SUPPLIED ENTRIES >>
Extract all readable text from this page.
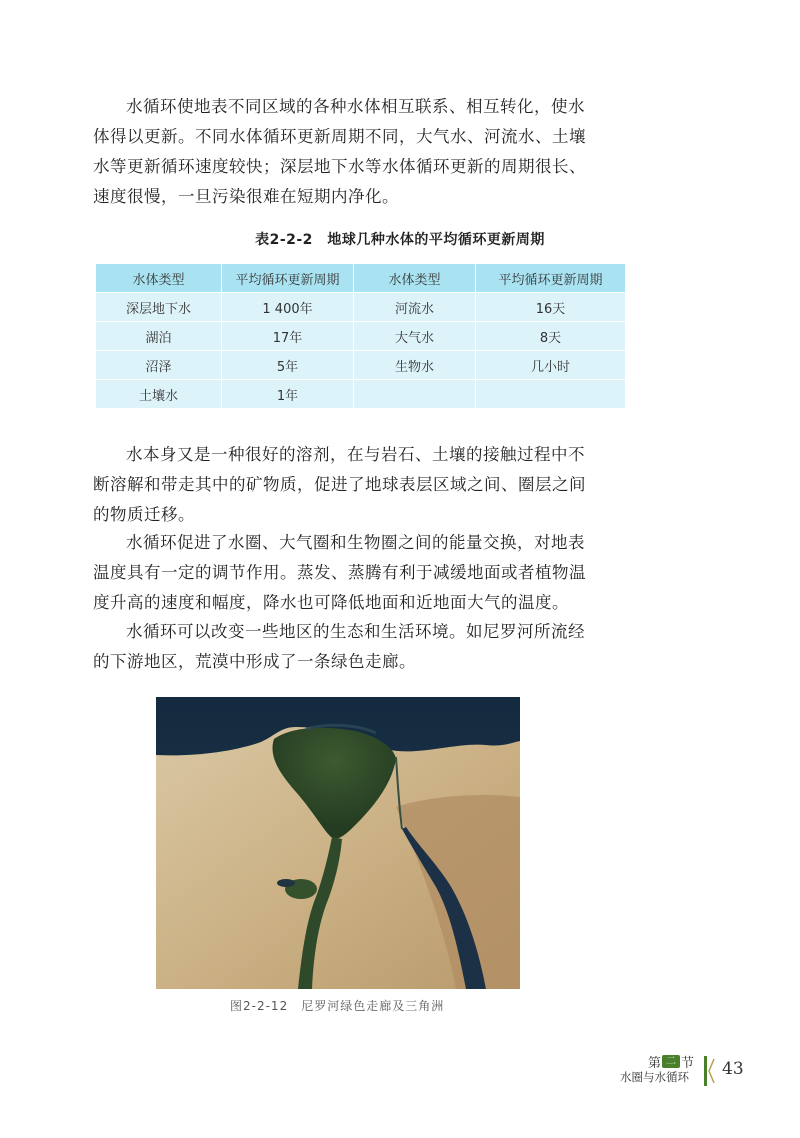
水循环使地表不同区域的各种水体相互联系、相互转化，使水体得以更新。不同水体循环更新周期不同，大气水、河流水、土壤水等更新循环速度较快；深层地下水等水体循环更新的周期很长、速度很慢，一旦污染很难在短期内净化。

表2-2-2　地球几种水体的平均循环更新周期
水体类型	平均循环更新周期	水体类型	平均循环更新周期
深层地下水	1 400年	河流水	16天
湖泊	17年	大气水	8天
沼泽	5年	生物水	几小时
土壤水	1年		

水本身又是一种很好的溶剂，在与岩石、土壤的接触过程中不断溶解和带走其中的矿物质，促进了地球表层区域之间、圈层之间的物质迁移。

水循环促进了水圈、大气圈和生物圈之间的能量交换，对地表温度具有一定的调节作用。蒸发、蒸腾有利于减缓地面或者植物温度升高的速度和幅度，降水也可降低地面和近地面大气的温度。

水循环可以改变一些地区的生态和生活环境。如尼罗河所流经的下游地区，荒漠中形成了一条绿色走廊。

图2-2-12　尼罗河绿色走廊及三角洲
第 二 节
水圈与水循环 43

WHAT IS REQUIRED >>
Exactly as written, return every line of the listing, but not the pictures.

EXERCISE RESULT >>
Extract all readable text from this page.
水循环使地表不同区域的各种水体相互联系、相互转化，使水体得以更新。不同水体循环更新周期不同，大气水、河流水、土壤水等更新循环速度较快；深层地下水等水体循环更新的周期很长、速度很慢，一旦污染很难在短期内净化。

表2-2-2　地球几种水体的平均循环更新周期
水体类型	平均循环更新周期	水体类型	平均循环更新周期
深层地下水	1 400年	河流水	16天
湖泊	17年	大气水	8天
沼泽	5年	生物水	几小时
土壤水	1年		

水本身又是一种很好的溶剂，在与岩石、土壤的接触过程中不断溶解和带走其中的矿物质，促进了地球表层区域之间、圈层之间的物质迁移。

水循环促进了水圈、大气圈和生物圈之间的能量交换，对地表温度具有一定的调节作用。蒸发、蒸腾有利于减缓地面或者植物温度升高的速度和幅度，降水也可降低地面和近地面大气的温度。

水循环可以改变一些地区的生态和生活环境。如尼罗河所流经的下游地区，荒漠中形成了一条绿色走廊。

图2-2-12　尼罗河绿色走廊及三角洲
第 二 节
水圈与水循环 43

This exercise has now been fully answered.